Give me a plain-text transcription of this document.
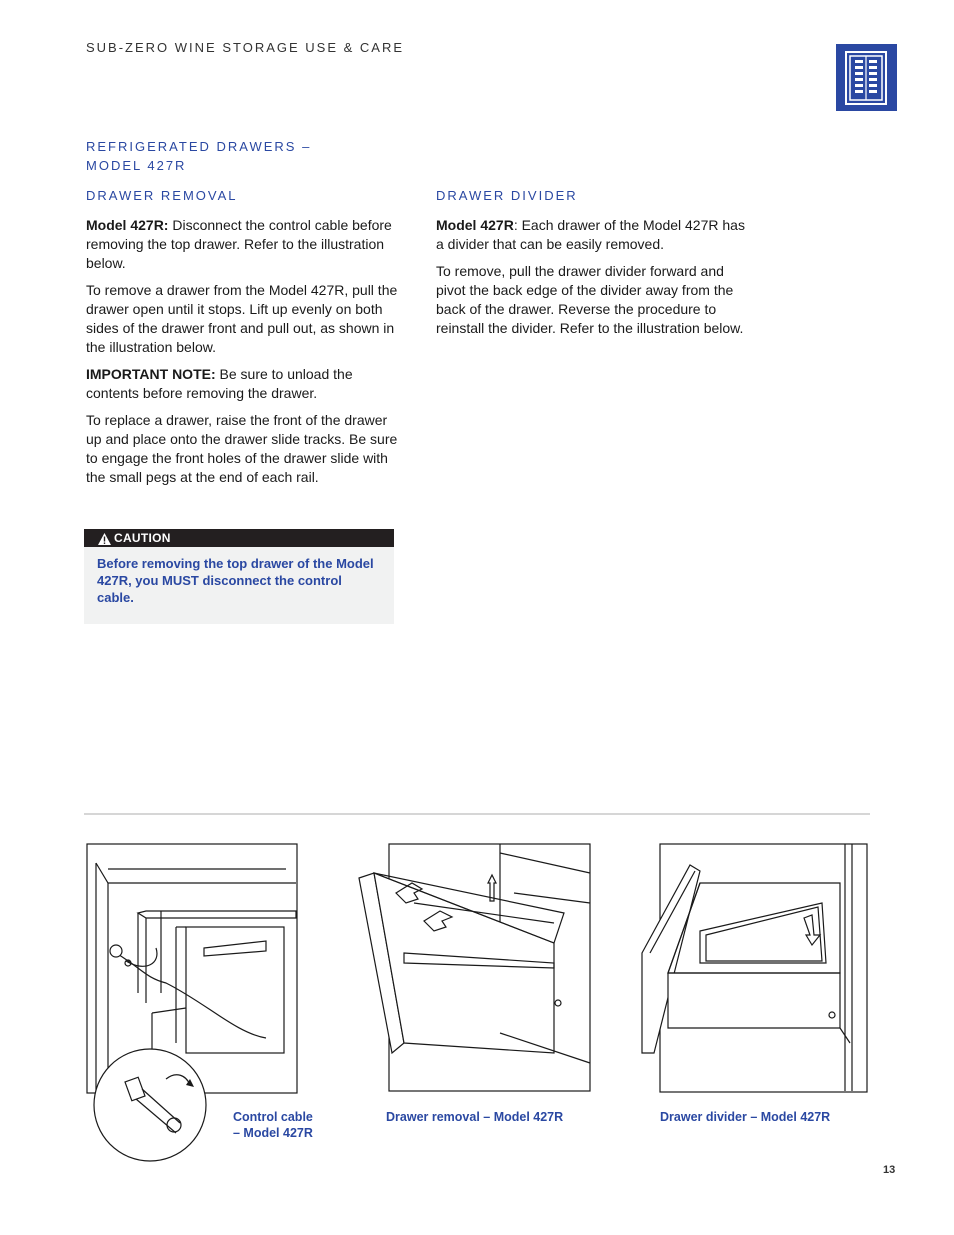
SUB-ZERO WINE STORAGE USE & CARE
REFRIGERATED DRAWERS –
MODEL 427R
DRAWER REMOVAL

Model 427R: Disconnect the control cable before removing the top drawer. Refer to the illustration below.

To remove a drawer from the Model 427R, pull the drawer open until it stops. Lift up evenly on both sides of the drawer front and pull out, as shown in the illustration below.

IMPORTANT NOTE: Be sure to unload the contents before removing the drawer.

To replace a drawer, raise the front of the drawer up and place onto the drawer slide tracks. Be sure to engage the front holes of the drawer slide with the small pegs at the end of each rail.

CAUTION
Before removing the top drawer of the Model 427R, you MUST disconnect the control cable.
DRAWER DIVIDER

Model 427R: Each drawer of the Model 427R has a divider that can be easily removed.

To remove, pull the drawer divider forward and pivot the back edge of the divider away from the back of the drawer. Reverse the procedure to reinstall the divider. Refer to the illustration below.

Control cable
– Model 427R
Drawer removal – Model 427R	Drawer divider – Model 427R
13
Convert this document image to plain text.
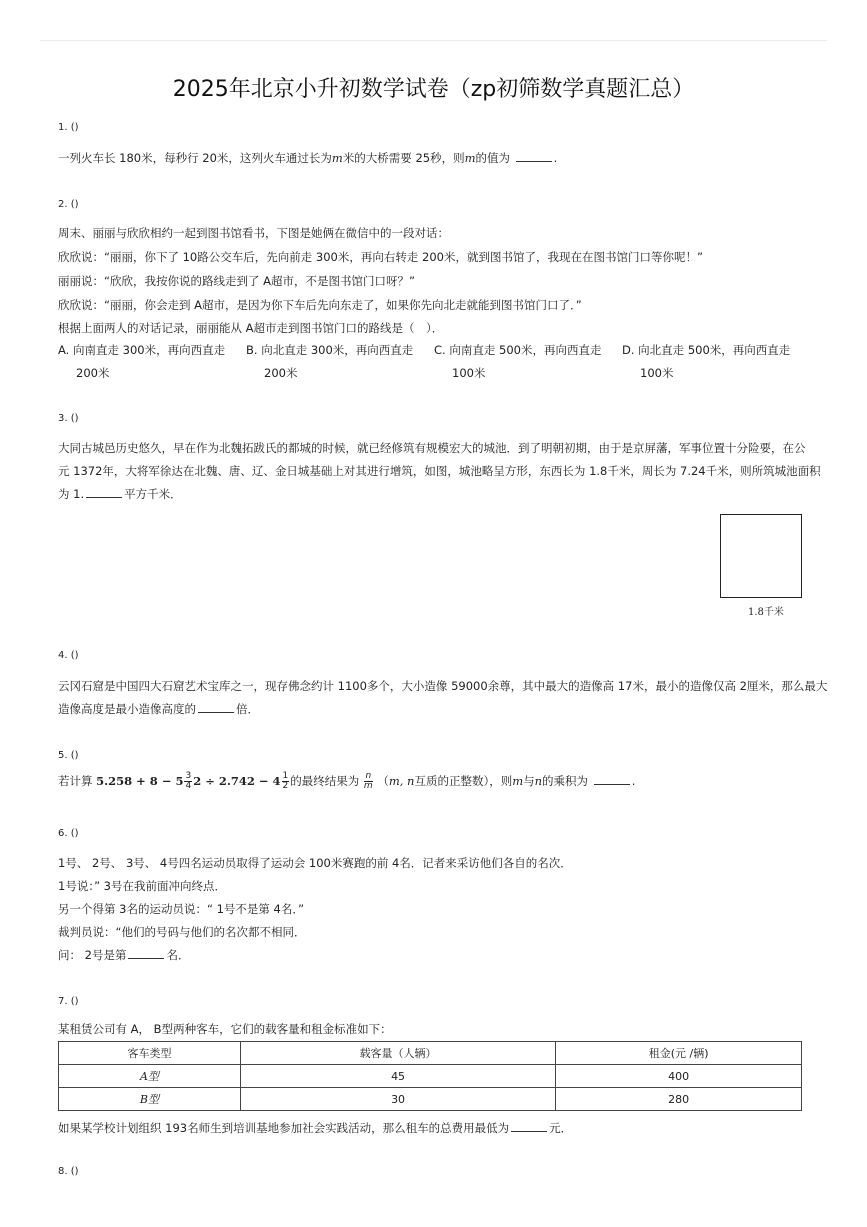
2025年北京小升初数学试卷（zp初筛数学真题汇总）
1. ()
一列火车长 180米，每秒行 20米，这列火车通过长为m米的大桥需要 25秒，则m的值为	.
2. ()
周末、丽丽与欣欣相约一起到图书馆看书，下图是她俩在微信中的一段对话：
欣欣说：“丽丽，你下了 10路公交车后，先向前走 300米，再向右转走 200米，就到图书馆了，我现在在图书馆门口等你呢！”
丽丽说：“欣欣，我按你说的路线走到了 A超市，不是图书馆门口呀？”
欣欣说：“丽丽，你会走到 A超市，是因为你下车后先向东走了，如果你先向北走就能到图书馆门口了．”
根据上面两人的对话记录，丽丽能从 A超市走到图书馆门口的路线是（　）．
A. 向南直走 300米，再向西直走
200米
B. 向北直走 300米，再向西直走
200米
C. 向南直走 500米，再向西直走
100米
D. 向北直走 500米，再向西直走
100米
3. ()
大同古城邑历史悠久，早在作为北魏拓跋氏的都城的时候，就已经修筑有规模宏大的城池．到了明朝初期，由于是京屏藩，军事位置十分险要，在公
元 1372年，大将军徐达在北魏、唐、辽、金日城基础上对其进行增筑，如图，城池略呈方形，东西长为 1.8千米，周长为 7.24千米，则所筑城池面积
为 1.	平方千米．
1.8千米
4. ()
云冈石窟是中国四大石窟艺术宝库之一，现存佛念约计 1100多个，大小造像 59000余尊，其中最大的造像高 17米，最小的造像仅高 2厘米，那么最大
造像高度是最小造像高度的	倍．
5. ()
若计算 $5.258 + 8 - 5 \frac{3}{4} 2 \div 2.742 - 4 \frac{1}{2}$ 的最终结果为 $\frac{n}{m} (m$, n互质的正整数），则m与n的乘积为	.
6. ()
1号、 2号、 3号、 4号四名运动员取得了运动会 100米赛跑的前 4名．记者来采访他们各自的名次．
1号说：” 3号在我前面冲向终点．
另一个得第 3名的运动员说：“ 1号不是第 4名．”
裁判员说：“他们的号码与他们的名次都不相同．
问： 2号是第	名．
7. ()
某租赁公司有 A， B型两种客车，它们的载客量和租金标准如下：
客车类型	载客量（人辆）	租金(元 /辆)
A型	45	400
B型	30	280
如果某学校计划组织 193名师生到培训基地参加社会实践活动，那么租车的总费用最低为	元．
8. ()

***

### [WORK TO DO]
Set down the material above as is, without any pictures.

### [IN RESPONSE]
Give me a plain-text transcription of this document.
SUB-ZERO WINE STORAGE USE & CARE
REFRIGERATED DRAWERS –
MODEL 427R
DRAWER REMOVAL

Model 427R: Disconnect the control cable before removing the top drawer. Refer to the illustration below.

To remove a drawer from the Model 427R, pull the drawer open until it stops. Lift up evenly on both sides of the drawer front and pull out, as shown in the illustration below.

IMPORTANT NOTE: Be sure to unload the contents before removing the drawer.

To replace a drawer, raise the front of the drawer up and place onto the drawer slide tracks. Be sure to engage the front holes of the drawer slide with the small pegs at the end of each rail.

CAUTION
Before removing the top drawer of the Model 427R, you MUST disconnect the control cable.
DRAWER DIVIDER

Model 427R: Each drawer of the Model 427R has a divider that can be easily removed.

To remove, pull the drawer divider forward and pivot the back edge of the divider away from the back of the drawer. Reverse the procedure to reinstall the divider. Refer to the illustration below.

Control cable
– Model 427R
Drawer removal – Model 427R	Drawer divider – Model 427R
13
Convert this document image to plain text.
2025年北京小升初数学试卷（zp初筛数学真题汇总）
1. ()
一列火车长 180米，每秒行 20米，这列火车通过长为m米的大桥需要 25秒，则m的值为	.
2. ()
周末、丽丽与欣欣相约一起到图书馆看书，下图是她俩在微信中的一段对话：
欣欣说：“丽丽，你下了 10路公交车后，先向前走 300米，再向右转走 200米，就到图书馆了，我现在在图书馆门口等你呢！”
丽丽说：“欣欣，我按你说的路线走到了 A超市，不是图书馆门口呀？”
欣欣说：“丽丽，你会走到 A超市，是因为你下车后先向东走了，如果你先向北走就能到图书馆门口了．”
根据上面两人的对话记录，丽丽能从 A超市走到图书馆门口的路线是（　）．
A. 向南直走 300米，再向西直走
200米
B. 向北直走 300米，再向西直走
200米
C. 向南直走 500米，再向西直走
100米
D. 向北直走 500米，再向西直走
100米
3. ()
大同古城邑历史悠久，早在作为北魏拓跋氏的都城的时候，就已经修筑有规模宏大的城池．到了明朝初期，由于是京屏藩，军事位置十分险要，在公
元 1372年，大将军徐达在北魏、唐、辽、金日城基础上对其进行增筑，如图，城池略呈方形，东西长为 1.8千米，周长为 7.24千米，则所筑城池面积
为 1.	平方千米．
1.8千米
4. ()
云冈石窟是中国四大石窟艺术宝库之一，现存佛念约计 1100多个，大小造像 59000余尊，其中最大的造像高 17米，最小的造像仅高 2厘米，那么最大
造像高度是最小造像高度的	倍．
5. ()
若计算 $5.258 + 8 - 5 \frac{3}{4} 2 \div 2.742 - 4 \frac{1}{2}$ 的最终结果为 $\frac{n}{m} (m$, n互质的正整数），则m与n的乘积为	.
6. ()
1号、 2号、 3号、 4号四名运动员取得了运动会 100米赛跑的前 4名．记者来采访他们各自的名次．
1号说：” 3号在我前面冲向终点．
另一个得第 3名的运动员说：“ 1号不是第 4名．”
裁判员说：“他们的号码与他们的名次都不相同．
问： 2号是第	名．
7. ()
某租赁公司有 A， B型两种客车，它们的载客量和租金标准如下：
客车类型	载客量（人辆）	租金(元 /辆)
A型	45	400
B型	30	280
如果某学校计划组织 193名师生到培训基地参加社会实践活动，那么租车的总费用最低为	元．
8. ()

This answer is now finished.